## [Do this]
Starting with the line with "x-tick-label: 0.65 — [509, 513, 542, 531]" and going on through the line with "x-tick-label: 0.60 — [364, 513, 397, 531]", write those lines out again with "annotation" swapped for "callout" and nothing else altered.

── Provided information

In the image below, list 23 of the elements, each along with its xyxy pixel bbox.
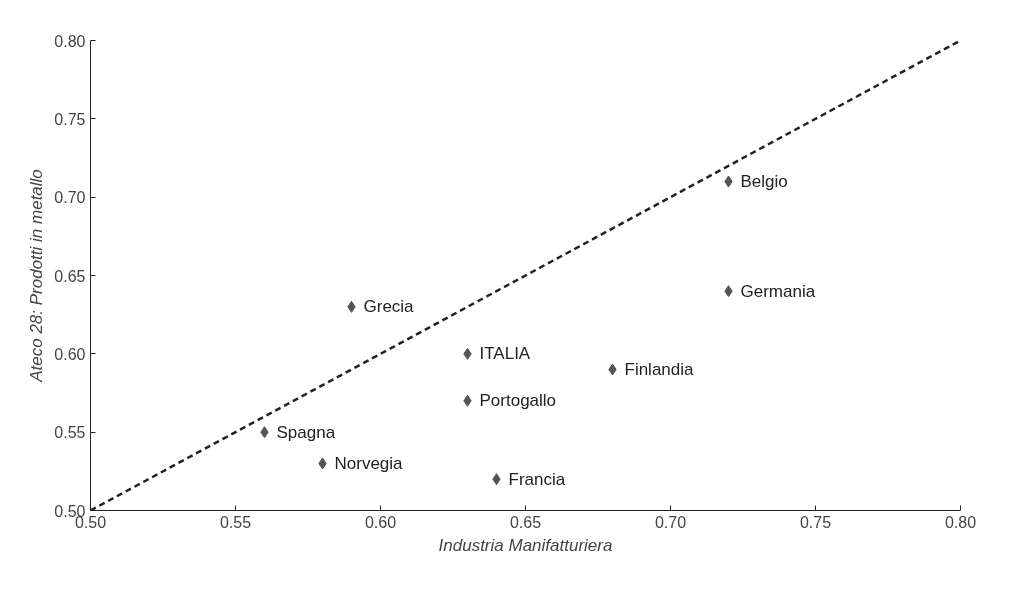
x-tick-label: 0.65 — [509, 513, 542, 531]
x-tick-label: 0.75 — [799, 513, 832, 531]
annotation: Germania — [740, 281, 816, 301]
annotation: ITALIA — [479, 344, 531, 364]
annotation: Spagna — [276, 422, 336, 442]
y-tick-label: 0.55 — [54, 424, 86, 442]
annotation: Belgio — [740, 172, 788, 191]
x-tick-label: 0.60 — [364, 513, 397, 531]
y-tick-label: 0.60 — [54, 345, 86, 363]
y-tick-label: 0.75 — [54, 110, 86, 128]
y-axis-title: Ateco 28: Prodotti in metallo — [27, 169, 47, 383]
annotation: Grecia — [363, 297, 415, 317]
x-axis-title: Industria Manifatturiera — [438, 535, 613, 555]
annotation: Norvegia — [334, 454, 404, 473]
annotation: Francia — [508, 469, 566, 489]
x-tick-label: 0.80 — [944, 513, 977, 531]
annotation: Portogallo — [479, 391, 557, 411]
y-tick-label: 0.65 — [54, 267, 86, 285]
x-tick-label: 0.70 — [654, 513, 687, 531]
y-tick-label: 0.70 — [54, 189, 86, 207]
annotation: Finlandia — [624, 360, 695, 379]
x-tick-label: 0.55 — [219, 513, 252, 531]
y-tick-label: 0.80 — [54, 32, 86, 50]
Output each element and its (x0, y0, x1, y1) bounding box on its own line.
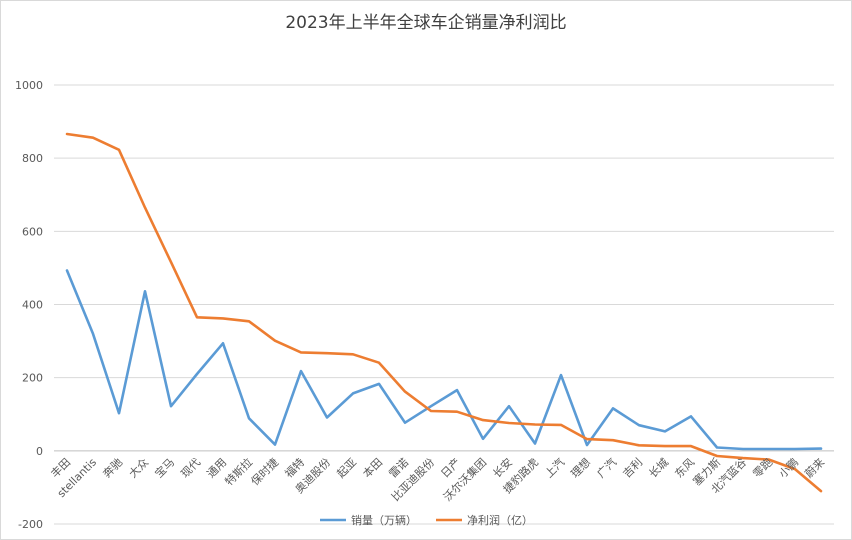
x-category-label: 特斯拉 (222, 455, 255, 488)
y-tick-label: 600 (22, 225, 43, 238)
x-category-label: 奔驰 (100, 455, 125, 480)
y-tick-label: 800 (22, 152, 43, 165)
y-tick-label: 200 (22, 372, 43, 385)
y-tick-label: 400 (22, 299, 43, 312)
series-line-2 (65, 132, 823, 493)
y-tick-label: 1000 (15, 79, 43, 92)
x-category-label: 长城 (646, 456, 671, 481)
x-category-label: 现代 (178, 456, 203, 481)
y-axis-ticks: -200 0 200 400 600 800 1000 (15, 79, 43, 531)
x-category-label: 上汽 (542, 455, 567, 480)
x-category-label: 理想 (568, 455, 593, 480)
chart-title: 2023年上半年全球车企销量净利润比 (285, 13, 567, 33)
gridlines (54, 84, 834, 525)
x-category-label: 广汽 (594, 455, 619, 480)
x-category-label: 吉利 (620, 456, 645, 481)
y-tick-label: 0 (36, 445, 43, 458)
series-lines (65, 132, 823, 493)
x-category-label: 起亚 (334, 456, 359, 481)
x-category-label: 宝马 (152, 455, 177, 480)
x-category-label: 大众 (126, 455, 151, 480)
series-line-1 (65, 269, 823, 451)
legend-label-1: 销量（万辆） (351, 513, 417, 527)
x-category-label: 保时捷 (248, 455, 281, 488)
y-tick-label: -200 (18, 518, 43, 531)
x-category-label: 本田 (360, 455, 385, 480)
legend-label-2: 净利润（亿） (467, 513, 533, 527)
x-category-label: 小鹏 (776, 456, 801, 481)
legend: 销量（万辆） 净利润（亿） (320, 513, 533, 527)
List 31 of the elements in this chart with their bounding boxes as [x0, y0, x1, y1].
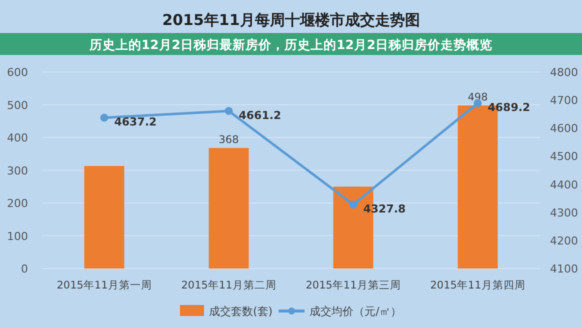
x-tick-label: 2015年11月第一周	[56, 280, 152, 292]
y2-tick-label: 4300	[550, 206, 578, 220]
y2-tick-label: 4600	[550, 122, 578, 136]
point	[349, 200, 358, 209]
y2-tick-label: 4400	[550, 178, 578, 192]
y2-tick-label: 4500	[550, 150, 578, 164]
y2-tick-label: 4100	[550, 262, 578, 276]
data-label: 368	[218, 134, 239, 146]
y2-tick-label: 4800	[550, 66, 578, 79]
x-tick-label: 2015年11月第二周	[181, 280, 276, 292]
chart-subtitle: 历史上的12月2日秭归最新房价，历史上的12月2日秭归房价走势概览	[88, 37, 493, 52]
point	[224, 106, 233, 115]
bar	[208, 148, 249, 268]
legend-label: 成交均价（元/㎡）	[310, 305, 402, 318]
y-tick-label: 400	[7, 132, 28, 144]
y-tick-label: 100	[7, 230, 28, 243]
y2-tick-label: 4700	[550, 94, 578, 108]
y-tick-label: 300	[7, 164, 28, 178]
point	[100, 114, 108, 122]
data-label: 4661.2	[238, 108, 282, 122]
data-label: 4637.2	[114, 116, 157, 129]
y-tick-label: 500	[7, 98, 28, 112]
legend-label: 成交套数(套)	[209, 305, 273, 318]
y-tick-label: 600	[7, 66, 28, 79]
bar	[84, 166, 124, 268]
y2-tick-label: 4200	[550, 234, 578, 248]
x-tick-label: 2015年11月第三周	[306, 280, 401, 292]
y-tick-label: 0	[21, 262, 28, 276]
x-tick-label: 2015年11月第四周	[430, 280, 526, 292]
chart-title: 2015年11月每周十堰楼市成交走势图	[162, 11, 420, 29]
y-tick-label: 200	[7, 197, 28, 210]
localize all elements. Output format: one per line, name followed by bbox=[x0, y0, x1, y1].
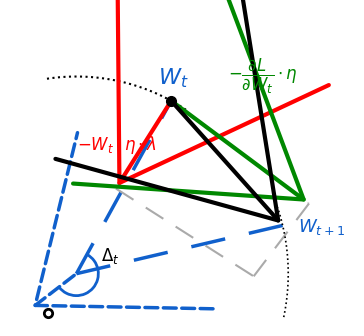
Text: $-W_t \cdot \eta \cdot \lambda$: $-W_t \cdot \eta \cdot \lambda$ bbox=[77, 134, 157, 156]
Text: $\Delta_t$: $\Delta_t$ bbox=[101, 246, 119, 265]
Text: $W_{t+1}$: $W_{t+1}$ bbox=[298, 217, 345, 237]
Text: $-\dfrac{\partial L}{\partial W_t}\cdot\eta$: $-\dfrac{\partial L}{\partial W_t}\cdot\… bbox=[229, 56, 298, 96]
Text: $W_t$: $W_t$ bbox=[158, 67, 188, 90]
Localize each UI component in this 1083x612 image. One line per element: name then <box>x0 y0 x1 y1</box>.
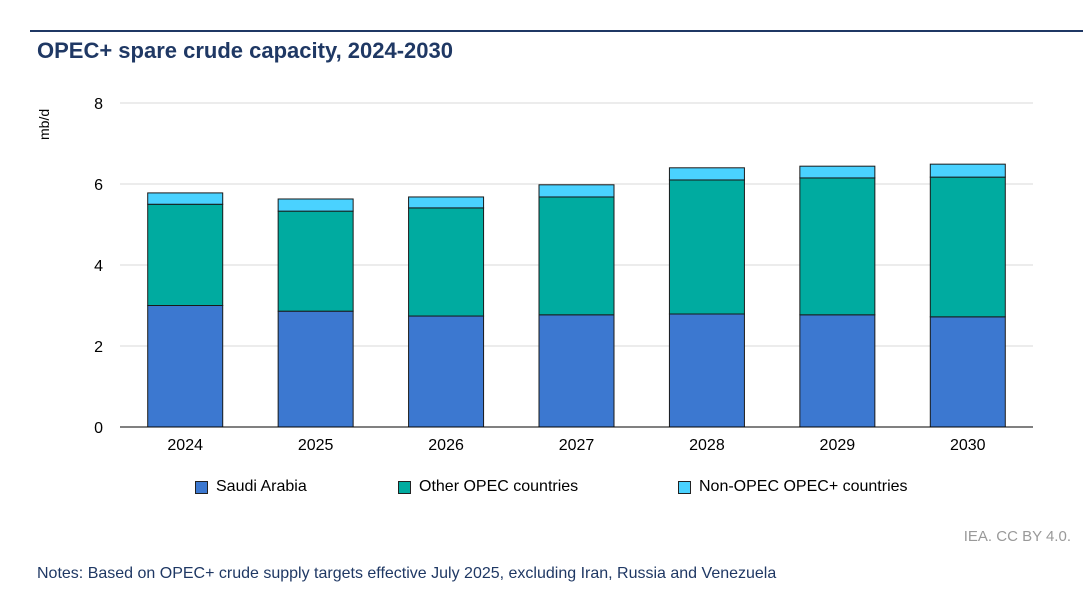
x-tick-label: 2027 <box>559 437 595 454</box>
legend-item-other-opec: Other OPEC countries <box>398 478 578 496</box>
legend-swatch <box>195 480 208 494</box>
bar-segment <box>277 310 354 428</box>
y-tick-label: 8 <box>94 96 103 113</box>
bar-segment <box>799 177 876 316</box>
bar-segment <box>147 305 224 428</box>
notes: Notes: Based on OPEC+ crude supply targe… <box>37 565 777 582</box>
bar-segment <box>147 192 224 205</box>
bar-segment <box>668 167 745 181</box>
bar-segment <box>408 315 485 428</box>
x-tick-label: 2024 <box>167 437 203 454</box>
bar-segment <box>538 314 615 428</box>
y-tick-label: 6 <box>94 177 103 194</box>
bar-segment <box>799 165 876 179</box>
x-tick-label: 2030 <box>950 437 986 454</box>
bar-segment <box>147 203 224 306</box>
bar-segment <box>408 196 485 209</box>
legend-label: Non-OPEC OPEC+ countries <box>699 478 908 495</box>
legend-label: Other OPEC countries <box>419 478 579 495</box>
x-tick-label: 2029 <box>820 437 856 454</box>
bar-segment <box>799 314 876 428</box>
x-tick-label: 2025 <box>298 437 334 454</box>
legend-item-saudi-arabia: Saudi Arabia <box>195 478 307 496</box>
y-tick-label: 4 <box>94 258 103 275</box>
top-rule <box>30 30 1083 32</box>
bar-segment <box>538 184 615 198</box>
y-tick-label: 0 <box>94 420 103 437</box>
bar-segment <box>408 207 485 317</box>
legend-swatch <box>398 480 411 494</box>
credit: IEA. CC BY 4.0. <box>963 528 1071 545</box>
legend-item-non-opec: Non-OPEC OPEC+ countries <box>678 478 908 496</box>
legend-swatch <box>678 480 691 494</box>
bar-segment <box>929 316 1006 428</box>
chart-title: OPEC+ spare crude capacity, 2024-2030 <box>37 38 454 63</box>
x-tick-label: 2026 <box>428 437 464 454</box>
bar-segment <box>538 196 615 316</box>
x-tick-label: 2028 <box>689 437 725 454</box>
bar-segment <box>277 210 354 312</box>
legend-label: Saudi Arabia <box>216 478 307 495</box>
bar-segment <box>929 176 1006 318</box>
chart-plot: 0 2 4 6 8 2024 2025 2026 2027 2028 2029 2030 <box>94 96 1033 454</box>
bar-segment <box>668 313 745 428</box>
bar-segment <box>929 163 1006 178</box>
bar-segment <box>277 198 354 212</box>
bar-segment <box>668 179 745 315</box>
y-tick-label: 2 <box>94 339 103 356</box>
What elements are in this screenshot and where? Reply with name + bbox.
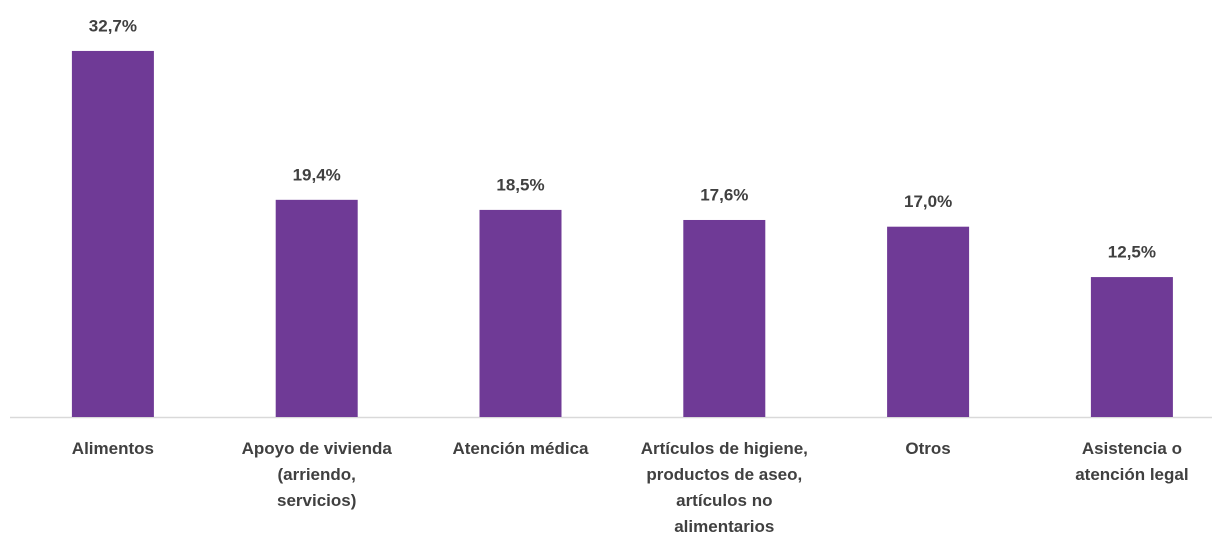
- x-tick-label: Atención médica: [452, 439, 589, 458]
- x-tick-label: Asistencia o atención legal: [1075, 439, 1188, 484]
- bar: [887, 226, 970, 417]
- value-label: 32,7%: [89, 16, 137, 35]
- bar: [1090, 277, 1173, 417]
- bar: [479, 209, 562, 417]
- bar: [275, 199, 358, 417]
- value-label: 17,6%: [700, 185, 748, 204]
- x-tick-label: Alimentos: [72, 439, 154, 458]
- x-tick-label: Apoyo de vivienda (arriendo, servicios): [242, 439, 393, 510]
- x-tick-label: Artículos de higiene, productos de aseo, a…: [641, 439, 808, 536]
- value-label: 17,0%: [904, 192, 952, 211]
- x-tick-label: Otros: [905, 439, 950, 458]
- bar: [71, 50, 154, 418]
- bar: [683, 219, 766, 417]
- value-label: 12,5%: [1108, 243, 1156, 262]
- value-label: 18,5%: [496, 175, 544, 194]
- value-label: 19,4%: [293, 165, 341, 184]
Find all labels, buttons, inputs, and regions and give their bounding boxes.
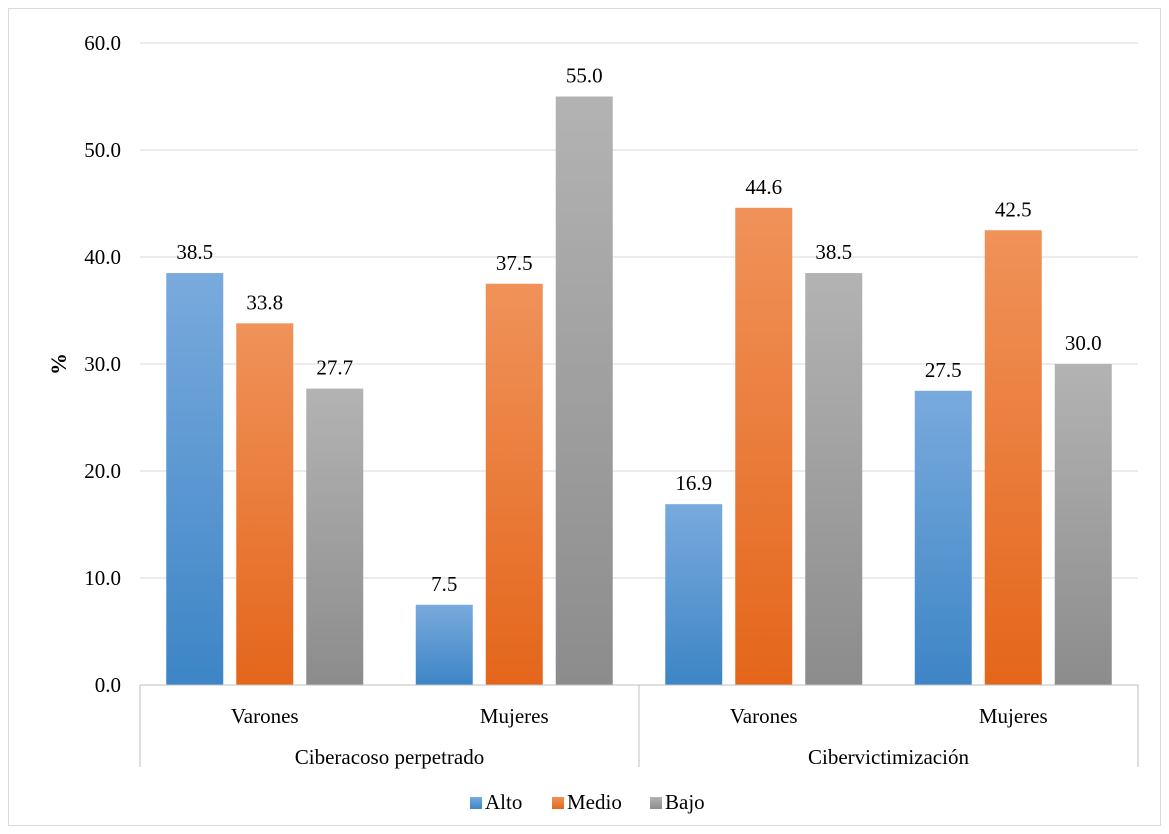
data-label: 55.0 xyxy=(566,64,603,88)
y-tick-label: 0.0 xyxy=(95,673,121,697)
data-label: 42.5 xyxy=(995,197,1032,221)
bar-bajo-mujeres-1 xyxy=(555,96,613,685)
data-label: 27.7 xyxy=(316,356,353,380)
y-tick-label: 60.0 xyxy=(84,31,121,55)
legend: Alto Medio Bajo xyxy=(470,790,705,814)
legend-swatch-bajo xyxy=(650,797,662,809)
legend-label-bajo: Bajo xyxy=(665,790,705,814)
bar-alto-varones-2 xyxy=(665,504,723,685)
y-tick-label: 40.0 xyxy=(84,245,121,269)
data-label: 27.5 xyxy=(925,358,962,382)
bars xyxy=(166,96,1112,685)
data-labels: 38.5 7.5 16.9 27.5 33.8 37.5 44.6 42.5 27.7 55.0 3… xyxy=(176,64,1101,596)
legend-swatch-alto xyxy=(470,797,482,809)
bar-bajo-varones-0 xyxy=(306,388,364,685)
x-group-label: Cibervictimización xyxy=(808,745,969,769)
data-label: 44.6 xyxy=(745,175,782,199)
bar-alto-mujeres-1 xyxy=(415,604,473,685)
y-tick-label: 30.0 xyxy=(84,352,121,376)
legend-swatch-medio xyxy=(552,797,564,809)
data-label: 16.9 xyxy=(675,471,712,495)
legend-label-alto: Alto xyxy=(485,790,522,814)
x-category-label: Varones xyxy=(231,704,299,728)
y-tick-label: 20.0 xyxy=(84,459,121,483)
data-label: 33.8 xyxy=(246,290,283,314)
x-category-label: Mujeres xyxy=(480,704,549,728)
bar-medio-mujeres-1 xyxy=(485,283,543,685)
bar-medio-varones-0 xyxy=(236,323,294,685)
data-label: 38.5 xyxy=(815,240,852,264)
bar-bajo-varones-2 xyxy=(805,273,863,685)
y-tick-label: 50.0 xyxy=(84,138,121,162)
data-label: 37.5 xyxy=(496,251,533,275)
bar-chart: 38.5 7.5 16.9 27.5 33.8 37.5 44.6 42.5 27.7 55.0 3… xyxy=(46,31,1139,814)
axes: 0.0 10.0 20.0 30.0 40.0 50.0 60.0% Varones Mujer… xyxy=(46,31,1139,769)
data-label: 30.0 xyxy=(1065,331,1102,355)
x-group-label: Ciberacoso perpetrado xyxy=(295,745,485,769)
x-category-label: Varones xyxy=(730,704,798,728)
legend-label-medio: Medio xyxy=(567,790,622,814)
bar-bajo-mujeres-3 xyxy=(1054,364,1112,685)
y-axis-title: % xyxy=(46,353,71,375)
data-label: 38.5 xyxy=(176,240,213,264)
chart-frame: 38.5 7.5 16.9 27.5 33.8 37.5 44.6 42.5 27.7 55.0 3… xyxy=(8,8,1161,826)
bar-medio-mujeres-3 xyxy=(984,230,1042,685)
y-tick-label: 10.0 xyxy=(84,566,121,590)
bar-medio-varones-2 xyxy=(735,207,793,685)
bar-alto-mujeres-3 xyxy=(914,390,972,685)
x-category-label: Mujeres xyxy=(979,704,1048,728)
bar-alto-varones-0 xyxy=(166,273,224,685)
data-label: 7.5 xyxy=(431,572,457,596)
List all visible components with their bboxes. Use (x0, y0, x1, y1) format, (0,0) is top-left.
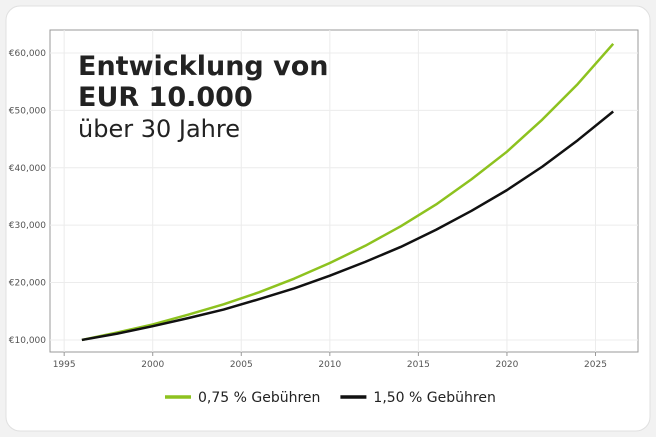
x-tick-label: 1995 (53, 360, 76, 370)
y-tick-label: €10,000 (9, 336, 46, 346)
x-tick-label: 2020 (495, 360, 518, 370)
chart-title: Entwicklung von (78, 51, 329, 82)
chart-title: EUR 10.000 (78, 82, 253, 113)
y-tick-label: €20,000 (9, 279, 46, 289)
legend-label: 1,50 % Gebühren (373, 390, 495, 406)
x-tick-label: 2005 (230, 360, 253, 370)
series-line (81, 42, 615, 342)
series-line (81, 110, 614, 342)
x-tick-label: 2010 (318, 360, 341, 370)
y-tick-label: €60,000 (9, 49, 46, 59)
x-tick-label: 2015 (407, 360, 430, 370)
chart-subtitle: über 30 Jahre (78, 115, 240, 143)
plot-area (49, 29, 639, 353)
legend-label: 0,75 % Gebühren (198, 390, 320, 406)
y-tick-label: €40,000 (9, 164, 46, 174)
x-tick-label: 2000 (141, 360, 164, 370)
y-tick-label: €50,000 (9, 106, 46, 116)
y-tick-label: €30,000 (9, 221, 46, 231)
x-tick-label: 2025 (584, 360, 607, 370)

────

## [Output of the exercise]
x-tick-label: 0.65 — [509, 513, 542, 531]
x-tick-label: 0.75 — [799, 513, 832, 531]
callout: Germania — [740, 281, 816, 301]
callout: ITALIA — [479, 344, 531, 364]
callout: Spagna — [276, 422, 336, 442]
y-tick-label: 0.55 — [54, 424, 86, 442]
callout: Belgio — [740, 172, 788, 191]
x-tick-label: 0.60 — [364, 513, 397, 531]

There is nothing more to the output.